Problem
Copy every line of the material below word for word.
● ● ● ● ● ● ●
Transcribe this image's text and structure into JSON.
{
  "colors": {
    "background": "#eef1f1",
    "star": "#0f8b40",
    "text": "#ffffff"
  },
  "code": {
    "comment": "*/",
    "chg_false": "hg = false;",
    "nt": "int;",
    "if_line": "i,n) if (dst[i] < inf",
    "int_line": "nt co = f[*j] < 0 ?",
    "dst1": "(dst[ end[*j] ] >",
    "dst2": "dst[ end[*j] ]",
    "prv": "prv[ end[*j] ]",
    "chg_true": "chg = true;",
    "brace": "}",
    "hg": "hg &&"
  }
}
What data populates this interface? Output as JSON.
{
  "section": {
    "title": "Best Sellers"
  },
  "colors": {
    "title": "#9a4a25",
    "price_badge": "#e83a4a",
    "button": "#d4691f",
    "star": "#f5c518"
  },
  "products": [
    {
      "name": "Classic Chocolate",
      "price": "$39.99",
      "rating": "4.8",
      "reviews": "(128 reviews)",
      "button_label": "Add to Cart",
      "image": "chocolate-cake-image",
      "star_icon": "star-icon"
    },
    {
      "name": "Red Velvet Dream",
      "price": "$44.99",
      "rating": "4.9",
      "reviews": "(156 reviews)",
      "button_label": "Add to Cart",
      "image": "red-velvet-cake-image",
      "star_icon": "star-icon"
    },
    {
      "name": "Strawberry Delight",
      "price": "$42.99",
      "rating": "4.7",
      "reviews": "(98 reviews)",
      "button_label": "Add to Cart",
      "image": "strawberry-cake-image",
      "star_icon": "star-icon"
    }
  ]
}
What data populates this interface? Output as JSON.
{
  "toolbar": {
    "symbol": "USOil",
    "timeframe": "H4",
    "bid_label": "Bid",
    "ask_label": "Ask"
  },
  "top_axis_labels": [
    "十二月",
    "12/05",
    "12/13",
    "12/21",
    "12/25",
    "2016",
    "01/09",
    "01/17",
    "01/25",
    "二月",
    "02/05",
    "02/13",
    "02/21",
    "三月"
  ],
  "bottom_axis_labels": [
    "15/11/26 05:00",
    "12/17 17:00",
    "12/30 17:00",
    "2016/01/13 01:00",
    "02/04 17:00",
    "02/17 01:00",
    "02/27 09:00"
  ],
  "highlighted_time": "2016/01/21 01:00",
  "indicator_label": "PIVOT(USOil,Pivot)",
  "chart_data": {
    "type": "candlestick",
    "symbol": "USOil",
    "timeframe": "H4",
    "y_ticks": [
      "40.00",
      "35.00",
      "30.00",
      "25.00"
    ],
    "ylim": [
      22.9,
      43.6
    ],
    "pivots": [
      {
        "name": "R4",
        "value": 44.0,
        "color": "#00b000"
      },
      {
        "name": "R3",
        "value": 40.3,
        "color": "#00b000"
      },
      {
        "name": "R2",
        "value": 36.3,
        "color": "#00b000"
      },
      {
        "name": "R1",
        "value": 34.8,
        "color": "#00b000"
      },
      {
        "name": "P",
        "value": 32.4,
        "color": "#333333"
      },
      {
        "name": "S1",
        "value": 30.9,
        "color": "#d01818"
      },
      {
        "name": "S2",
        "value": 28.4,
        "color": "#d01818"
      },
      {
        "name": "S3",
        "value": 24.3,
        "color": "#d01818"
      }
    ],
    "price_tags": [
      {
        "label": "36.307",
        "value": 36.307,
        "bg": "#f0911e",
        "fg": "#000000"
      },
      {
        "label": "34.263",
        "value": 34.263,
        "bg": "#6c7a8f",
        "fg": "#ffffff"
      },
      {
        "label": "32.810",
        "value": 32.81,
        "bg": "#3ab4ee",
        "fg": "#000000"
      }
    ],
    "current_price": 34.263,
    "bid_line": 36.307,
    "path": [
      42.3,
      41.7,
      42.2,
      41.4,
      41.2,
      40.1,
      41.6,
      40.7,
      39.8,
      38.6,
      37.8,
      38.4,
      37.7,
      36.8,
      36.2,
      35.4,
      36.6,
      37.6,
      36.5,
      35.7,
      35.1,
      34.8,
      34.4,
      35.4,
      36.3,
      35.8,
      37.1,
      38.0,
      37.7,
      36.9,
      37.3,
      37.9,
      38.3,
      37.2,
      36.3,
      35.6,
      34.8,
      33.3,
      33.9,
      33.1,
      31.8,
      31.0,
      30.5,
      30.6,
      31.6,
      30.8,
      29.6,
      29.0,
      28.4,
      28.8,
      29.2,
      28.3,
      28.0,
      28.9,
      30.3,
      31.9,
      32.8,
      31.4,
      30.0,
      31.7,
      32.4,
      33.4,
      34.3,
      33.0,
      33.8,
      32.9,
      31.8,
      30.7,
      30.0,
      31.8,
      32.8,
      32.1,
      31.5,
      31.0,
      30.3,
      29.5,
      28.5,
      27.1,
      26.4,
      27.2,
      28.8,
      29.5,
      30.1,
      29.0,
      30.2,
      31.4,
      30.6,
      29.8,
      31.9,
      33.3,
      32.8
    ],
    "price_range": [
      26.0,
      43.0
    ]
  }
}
● ● ● ● ● ● ●
Exercise solution
Transcribe this image's text and structure into JSON.
{
  "colors": {
    "background": "#eef1f1",
    "star": "#0f8b40",
    "text": "#ffffff"
  },
  "code": {
    "comment": "*/",
    "chg_false": "hg = false;",
    "nt": "int;",
    "if_line": "i,n) if (dst[i] < inf",
    "int_line": "nt co = f[*j] < 0 ?",
    "dst1": "(dst[ end[*j] ] >",
    "dst2": "dst[ end[*j] ]",
    "prv": "prv[ end[*j] ]",
    "chg_true": "chg = true;",
    "brace": "}",
    "hg": "hg &&"
  }
}
What data populates this interface? Output as JSON.
{
  "section": {
    "title": "Best Sellers"
  },
  "colors": {
    "title": "#9a4a25",
    "price_badge": "#e83a4a",
    "button": "#d4691f",
    "star": "#f5c518"
  },
  "products": [
    {
      "name": "Classic Chocolate",
      "price": "$39.99",
      "rating": "4.8",
      "reviews": "(128 reviews)",
      "button_label": "Add to Cart",
      "image": "chocolate-cake-image",
      "star_icon": "star-icon"
    },
    {
      "name": "Red Velvet Dream",
      "price": "$44.99",
      "rating": "4.9",
      "reviews": "(156 reviews)",
      "button_label": "Add to Cart",
      "image": "red-velvet-cake-image",
      "star_icon": "star-icon"
    },
    {
      "name": "Strawberry Delight",
      "price": "$42.99",
      "rating": "4.7",
      "reviews": "(98 reviews)",
      "button_label": "Add to Cart",
      "image": "strawberry-cake-image",
      "star_icon": "star-icon"
    }
  ]
}
What data populates this interface? Output as JSON.
{
  "toolbar": {
    "symbol": "USOil",
    "timeframe": "H4",
    "bid_label": "Bid",
    "ask_label": "Ask"
  },
  "top_axis_labels": [
    "十二月",
    "12/05",
    "12/13",
    "12/21",
    "12/25",
    "2016",
    "01/09",
    "01/17",
    "01/25",
    "二月",
    "02/05",
    "02/13",
    "02/21",
    "三月"
  ],
  "bottom_axis_labels": [
    "15/11/26 05:00",
    "12/17 17:00",
    "12/30 17:00",
    "2016/01/13 01:00",
    "02/04 17:00",
    "02/17 01:00",
    "02/27 09:00"
  ],
  "highlighted_time": "2016/01/21 01:00",
  "indicator_label": "PIVOT(USOil,Pivot)",
  "chart_data": {
    "type": "candlestick",
    "symbol": "USOil",
    "timeframe": "H4",
    "y_ticks": [
      "40.00",
      "35.00",
      "30.00",
      "25.00"
    ],
    "ylim": [
      22.9,
      43.6
    ],
    "pivots": [
      {
        "name": "R4",
        "value": 44.0,
        "color": "#00b000"
      },
      {
        "name": "R3",
        "value": 40.3,
        "color": "#00b000"
      },
      {
        "name": "R2",
        "value": 36.3,
        "color": "#00b000"
      },
      {
        "name": "R1",
        "value": 34.8,
        "color": "#00b000"
      },
      {
        "name": "P",
        "value": 32.4,
        "color": "#333333"
      },
      {
        "name": "S1",
        "value": 30.9,
        "color": "#d01818"
      },
      {
        "name": "S2",
        "value": 28.4,
        "color": "#d01818"
      },
      {
        "name": "S3",
        "value": 24.3,
        "color": "#d01818"
      }
    ],
    "price_tags": [
      {
        "label": "36.307",
        "value": 36.307,
        "bg": "#f0911e",
        "fg": "#000000"
      },
      {
        "label": "34.263",
        "value": 34.263,
        "bg": "#6c7a8f",
        "fg": "#ffffff"
      },
      {
        "label": "32.810",
        "value": 32.81,
        "bg": "#3ab4ee",
        "fg": "#000000"
      }
    ],
    "current_price": 34.263,
    "bid_line": 36.307,
    "path": [
      42.3,
      41.7,
      42.2,
      41.4,
      41.2,
      40.1,
      41.6,
      40.7,
      39.8,
      38.6,
      37.8,
      38.4,
      37.7,
      36.8,
      36.2,
      35.4,
      36.6,
      37.6,
      36.5,
      35.7,
      35.1,
      34.8,
      34.4,
      35.4,
      36.3,
      35.8,
      37.1,
      38.0,
      37.7,
      36.9,
      37.3,
      37.9,
      38.3,
      37.2,
      36.3,
      35.6,
      34.8,
      33.3,
      33.9,
      33.1,
      31.8,
      31.0,
      30.5,
      30.6,
      31.6,
      30.8,
      29.6,
      29.0,
      28.4,
      28.8,
      29.2,
      28.3,
      28.0,
      28.9,
      30.3,
      31.9,
      32.8,
      31.4,
      30.0,
      31.7,
      32.4,
      33.4,
      34.3,
      33.0,
      33.8,
      32.9,
      31.8,
      30.7,
      30.0,
      31.8,
      32.8,
      32.1,
      31.5,
      31.0,
      30.3,
      29.5,
      28.5,
      27.1,
      26.4,
      27.2,
      28.8,
      29.5,
      30.1,
      29.0,
      30.2,
      31.4,
      30.6,
      29.8,
      31.9,
      33.3,
      32.8
    ],
    "price_range": [
      26.0,
      43.0
    ]
  }
}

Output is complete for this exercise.